§ SET EXERCISE
Make a verbatim copy of the entries below; pictures stay out.

§ PROVIDED ENTRIES
☆ ☆ ☆ ☆

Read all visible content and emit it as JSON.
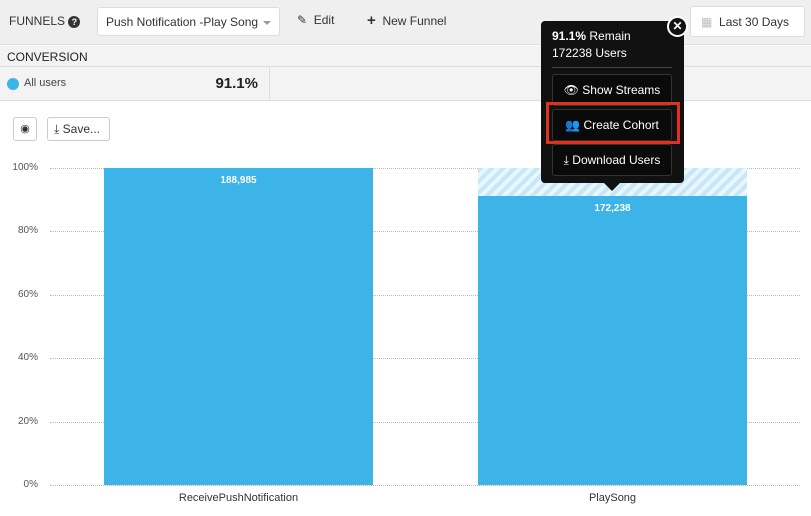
{
  "header": {
    "title": "FUNNELS",
    "funnel_select": "Push Notification -Play Song",
    "edit": "Edit",
    "new_funnel": "New Funnel",
    "date_range": "Last 30 Days"
  },
  "conversion": {
    "heading": "CONVERSION",
    "segment": "All users",
    "value": "91.1%",
    "segment_color": "#3cb4e8"
  },
  "toolbar": {
    "save": "Save..."
  },
  "tooltip": {
    "percent": "91.1%",
    "remain": "Remain",
    "users": "172238 Users",
    "show_streams": "Show Streams",
    "create_cohort": "Create Cohort",
    "download_users": "Download Users",
    "highlight_color": "#e0301e"
  },
  "chart_data": {
    "type": "bar",
    "categories": [
      "ReceivePushNotification",
      "PlaySong"
    ],
    "values": [
      100,
      91.1
    ],
    "counts": [
      "188,985",
      "172,238"
    ],
    "yticks": [
      "0%",
      "20%",
      "40%",
      "60%",
      "80%",
      "100%"
    ],
    "ylim": [
      0,
      100
    ],
    "grid": true,
    "color": "#3cb4e8"
  }
}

☆ ☆ ☆ ☆

§ OUTPUT OF THE TASK
Read all visible content and emit it as JSON.
{
  "header": {
    "title": "FUNNELS",
    "funnel_select": "Push Notification -Play Song",
    "edit": "Edit",
    "new_funnel": "New Funnel",
    "date_range": "Last 30 Days"
  },
  "conversion": {
    "heading": "CONVERSION",
    "segment": "All users",
    "value": "91.1%",
    "segment_color": "#3cb4e8"
  },
  "toolbar": {
    "save": "Save..."
  },
  "tooltip": {
    "percent": "91.1%",
    "remain": "Remain",
    "users": "172238 Users",
    "show_streams": "Show Streams",
    "create_cohort": "Create Cohort",
    "download_users": "Download Users",
    "highlight_color": "#e0301e"
  },
  "chart_data": {
    "type": "bar",
    "categories": [
      "ReceivePushNotification",
      "PlaySong"
    ],
    "values": [
      100,
      91.1
    ],
    "counts": [
      "188,985",
      "172,238"
    ],
    "yticks": [
      "0%",
      "20%",
      "40%",
      "60%",
      "80%",
      "100%"
    ],
    "ylim": [
      0,
      100
    ],
    "grid": true,
    "color": "#3cb4e8"
  }
}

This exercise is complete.